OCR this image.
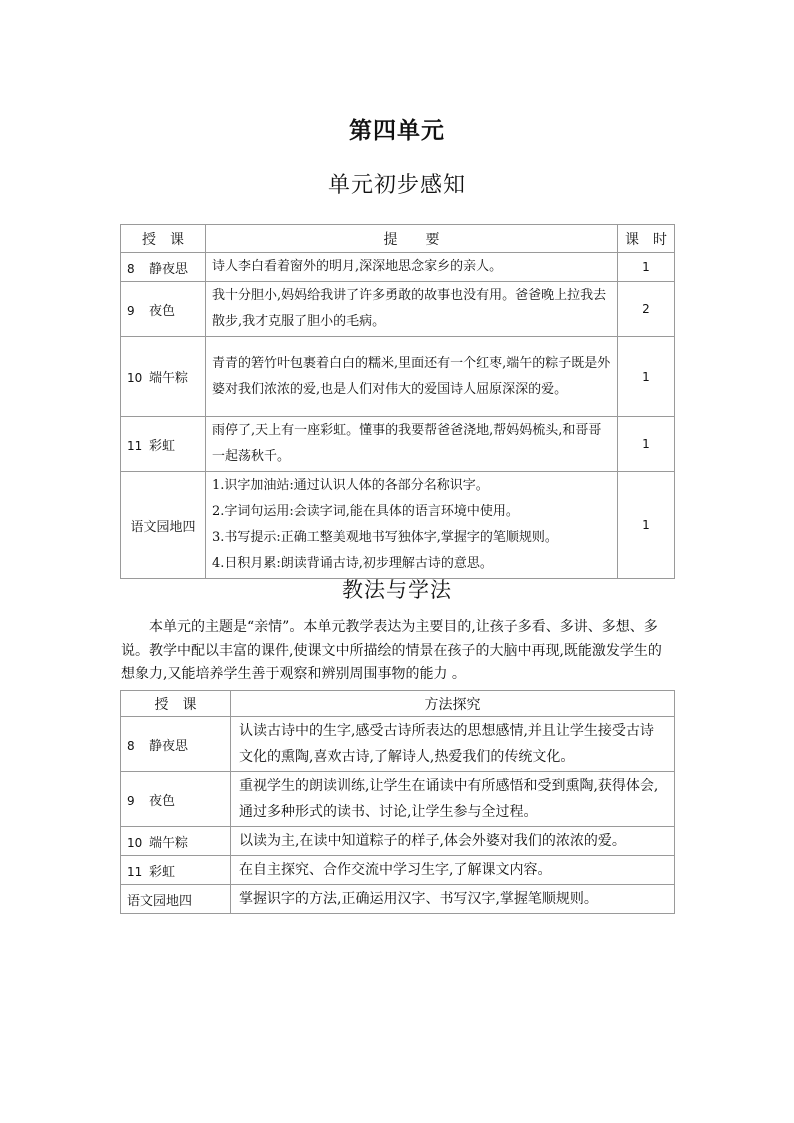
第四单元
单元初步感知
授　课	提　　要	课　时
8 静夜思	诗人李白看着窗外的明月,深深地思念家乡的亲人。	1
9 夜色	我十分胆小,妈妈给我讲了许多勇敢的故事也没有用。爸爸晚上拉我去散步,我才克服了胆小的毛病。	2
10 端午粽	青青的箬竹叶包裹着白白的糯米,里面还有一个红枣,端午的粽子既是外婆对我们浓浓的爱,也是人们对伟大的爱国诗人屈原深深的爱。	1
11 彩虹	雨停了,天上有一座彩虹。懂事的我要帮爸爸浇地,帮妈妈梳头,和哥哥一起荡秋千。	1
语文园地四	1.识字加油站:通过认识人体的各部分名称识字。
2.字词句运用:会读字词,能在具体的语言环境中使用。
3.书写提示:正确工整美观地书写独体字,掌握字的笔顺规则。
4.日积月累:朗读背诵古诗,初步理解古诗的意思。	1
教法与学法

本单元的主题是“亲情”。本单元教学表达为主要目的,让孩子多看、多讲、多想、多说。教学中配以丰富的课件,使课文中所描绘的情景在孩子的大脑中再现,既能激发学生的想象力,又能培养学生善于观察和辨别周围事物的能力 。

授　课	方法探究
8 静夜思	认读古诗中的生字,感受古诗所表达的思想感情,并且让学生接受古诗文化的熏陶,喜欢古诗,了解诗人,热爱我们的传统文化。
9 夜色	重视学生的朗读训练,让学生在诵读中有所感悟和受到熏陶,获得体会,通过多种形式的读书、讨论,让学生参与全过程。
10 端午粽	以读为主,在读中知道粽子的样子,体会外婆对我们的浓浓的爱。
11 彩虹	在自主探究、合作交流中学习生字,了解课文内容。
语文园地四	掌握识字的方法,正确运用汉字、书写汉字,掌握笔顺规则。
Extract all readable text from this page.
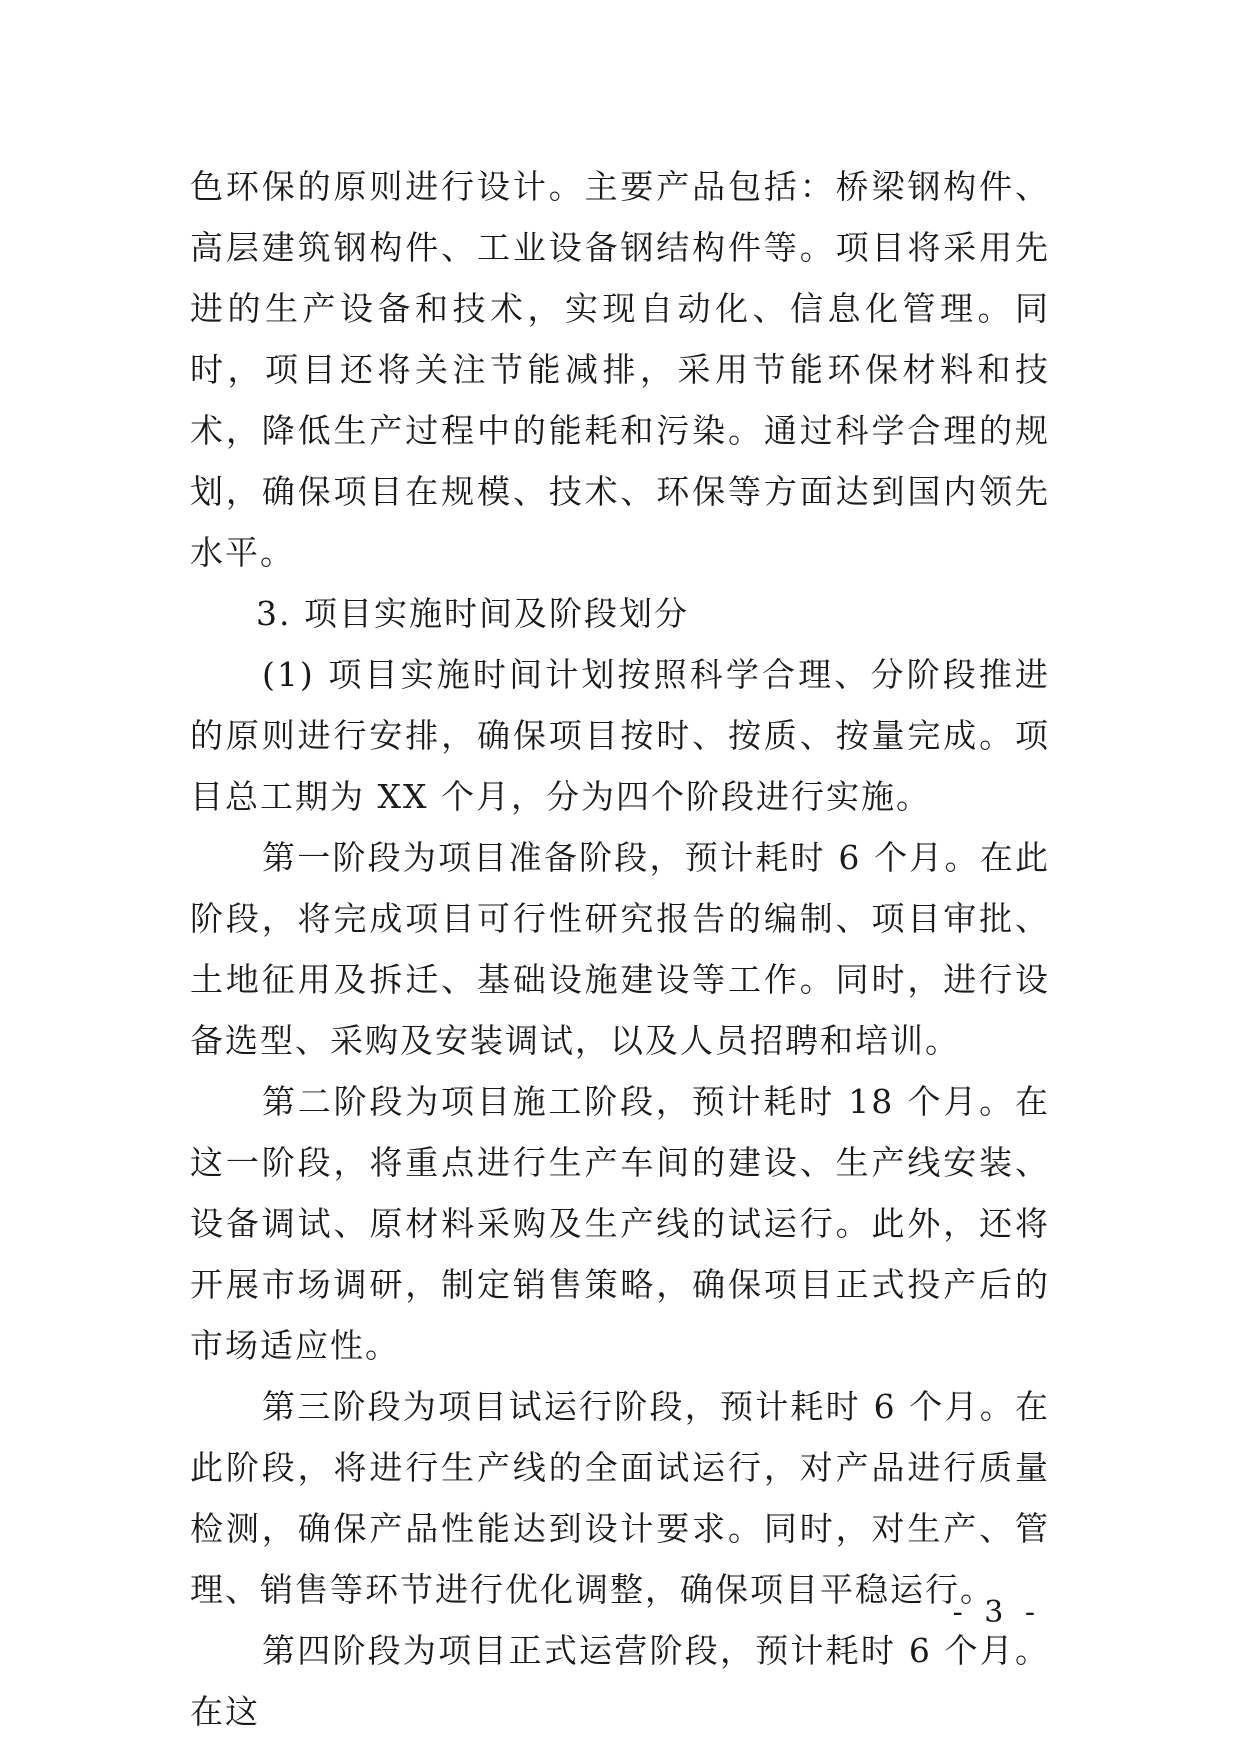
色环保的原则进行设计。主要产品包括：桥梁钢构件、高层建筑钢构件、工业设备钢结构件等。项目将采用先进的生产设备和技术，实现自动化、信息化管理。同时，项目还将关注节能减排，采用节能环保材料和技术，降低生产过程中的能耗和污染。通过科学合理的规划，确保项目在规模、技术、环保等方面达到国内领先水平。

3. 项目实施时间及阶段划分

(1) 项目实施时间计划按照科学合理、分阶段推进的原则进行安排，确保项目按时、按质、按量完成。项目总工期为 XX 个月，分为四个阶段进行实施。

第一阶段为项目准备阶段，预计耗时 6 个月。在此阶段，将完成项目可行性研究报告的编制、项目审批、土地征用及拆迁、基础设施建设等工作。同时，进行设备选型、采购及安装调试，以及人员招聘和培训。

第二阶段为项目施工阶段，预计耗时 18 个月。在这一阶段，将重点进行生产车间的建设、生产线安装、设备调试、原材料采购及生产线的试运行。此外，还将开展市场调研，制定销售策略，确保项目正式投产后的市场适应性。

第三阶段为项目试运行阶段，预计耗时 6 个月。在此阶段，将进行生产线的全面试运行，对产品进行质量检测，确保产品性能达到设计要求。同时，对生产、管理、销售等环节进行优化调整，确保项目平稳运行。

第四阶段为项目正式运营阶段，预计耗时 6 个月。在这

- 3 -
==
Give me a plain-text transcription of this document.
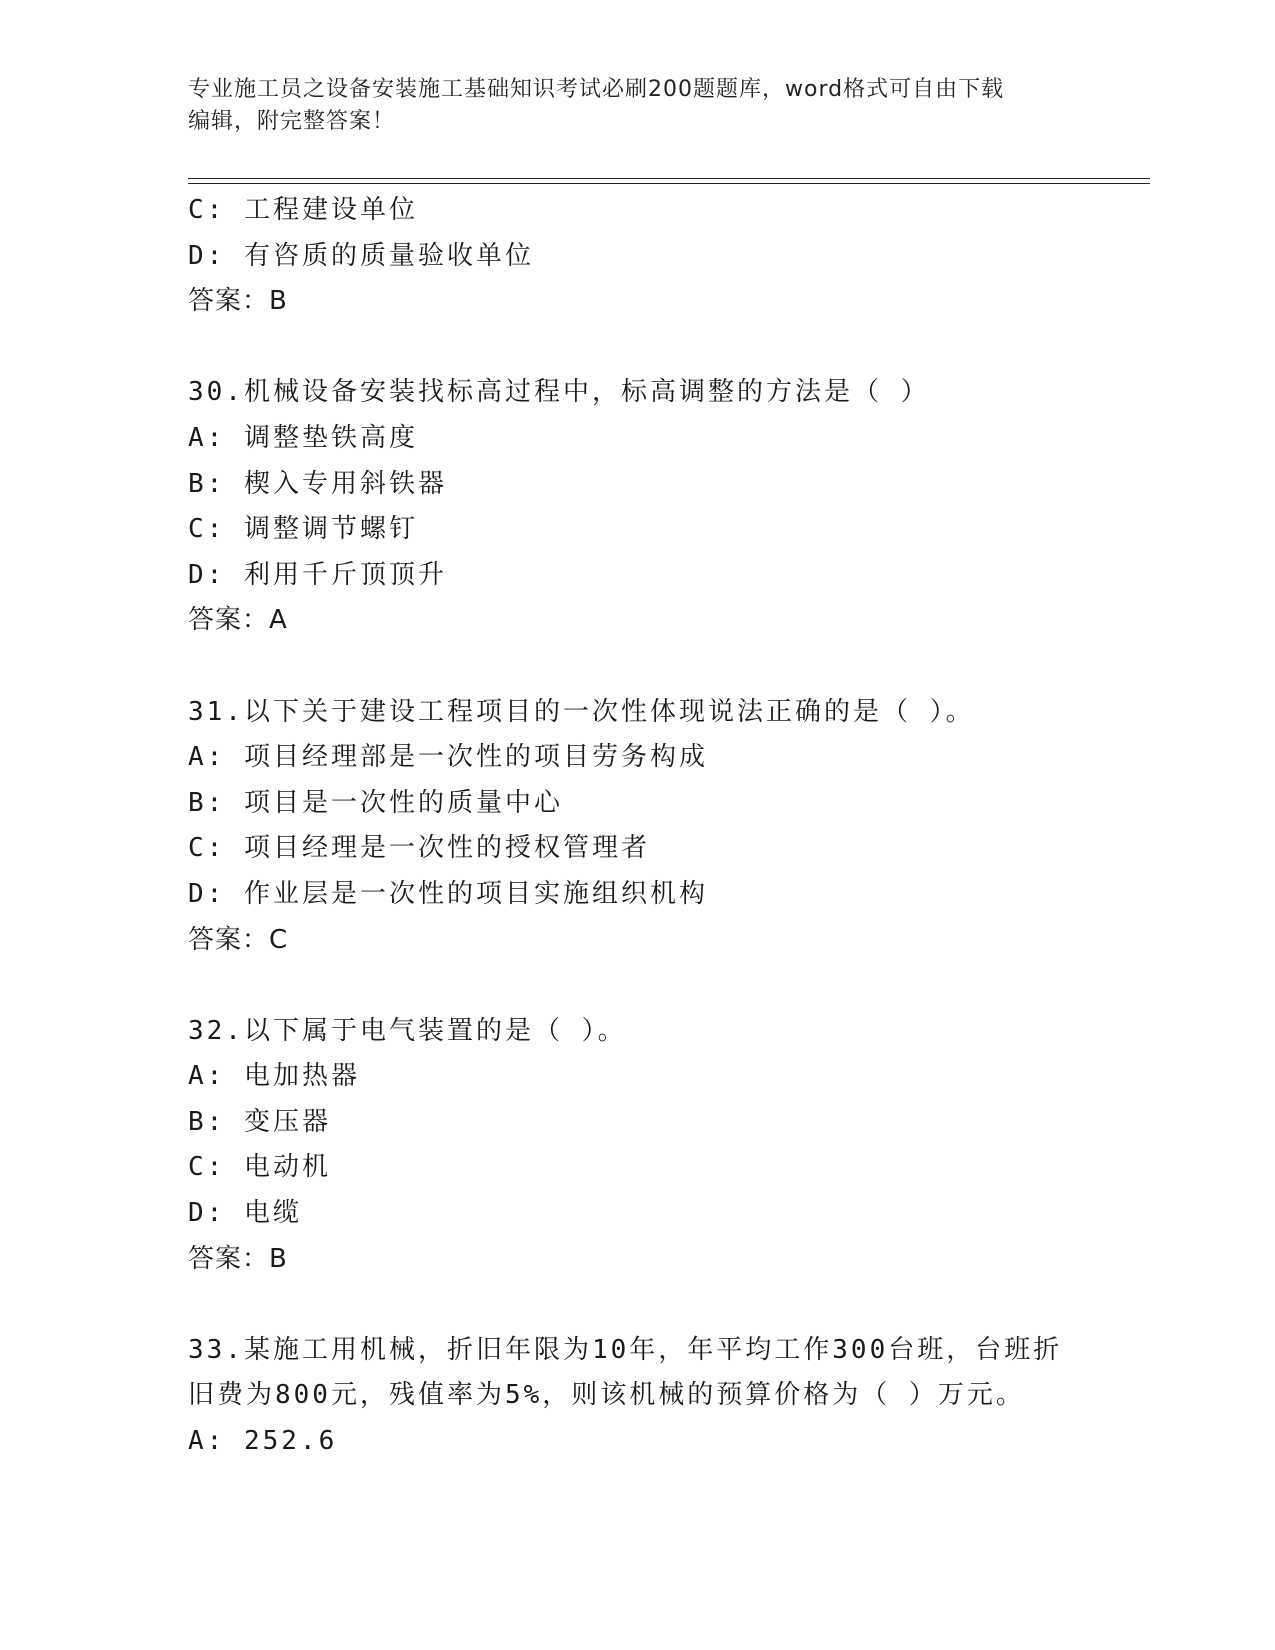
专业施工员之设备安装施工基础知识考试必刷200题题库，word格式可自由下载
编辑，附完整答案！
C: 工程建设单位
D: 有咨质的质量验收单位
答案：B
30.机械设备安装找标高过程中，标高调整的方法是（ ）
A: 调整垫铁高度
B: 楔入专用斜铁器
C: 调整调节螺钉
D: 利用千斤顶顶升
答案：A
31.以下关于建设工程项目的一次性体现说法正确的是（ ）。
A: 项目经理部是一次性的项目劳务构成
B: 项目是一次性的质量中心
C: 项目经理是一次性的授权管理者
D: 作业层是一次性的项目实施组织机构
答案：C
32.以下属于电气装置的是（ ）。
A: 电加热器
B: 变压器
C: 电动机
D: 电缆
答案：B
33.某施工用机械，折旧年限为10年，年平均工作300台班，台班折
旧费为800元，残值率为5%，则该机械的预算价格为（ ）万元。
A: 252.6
==
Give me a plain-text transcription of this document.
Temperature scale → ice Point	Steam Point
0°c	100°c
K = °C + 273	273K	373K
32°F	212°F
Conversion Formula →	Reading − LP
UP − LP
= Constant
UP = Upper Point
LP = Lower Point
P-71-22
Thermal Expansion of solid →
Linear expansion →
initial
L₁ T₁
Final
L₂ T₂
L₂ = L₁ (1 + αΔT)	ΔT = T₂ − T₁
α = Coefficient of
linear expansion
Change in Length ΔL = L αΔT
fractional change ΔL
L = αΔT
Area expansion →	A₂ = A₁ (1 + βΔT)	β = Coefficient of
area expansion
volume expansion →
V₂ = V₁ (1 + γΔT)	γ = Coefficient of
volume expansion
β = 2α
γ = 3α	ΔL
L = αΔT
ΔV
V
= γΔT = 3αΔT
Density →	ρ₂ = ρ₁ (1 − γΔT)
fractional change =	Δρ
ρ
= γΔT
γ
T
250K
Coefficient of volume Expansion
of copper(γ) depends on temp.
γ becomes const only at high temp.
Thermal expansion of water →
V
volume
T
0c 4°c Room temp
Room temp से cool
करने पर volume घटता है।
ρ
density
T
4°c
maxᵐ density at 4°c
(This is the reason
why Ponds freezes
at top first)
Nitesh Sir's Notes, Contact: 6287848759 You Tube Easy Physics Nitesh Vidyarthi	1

▸ **Challenge**
Find the lines that include the string "Thermal", then copy each of them.

▸ **Written solution**
Thermal Expansion of solid →
Thermal expansion of water →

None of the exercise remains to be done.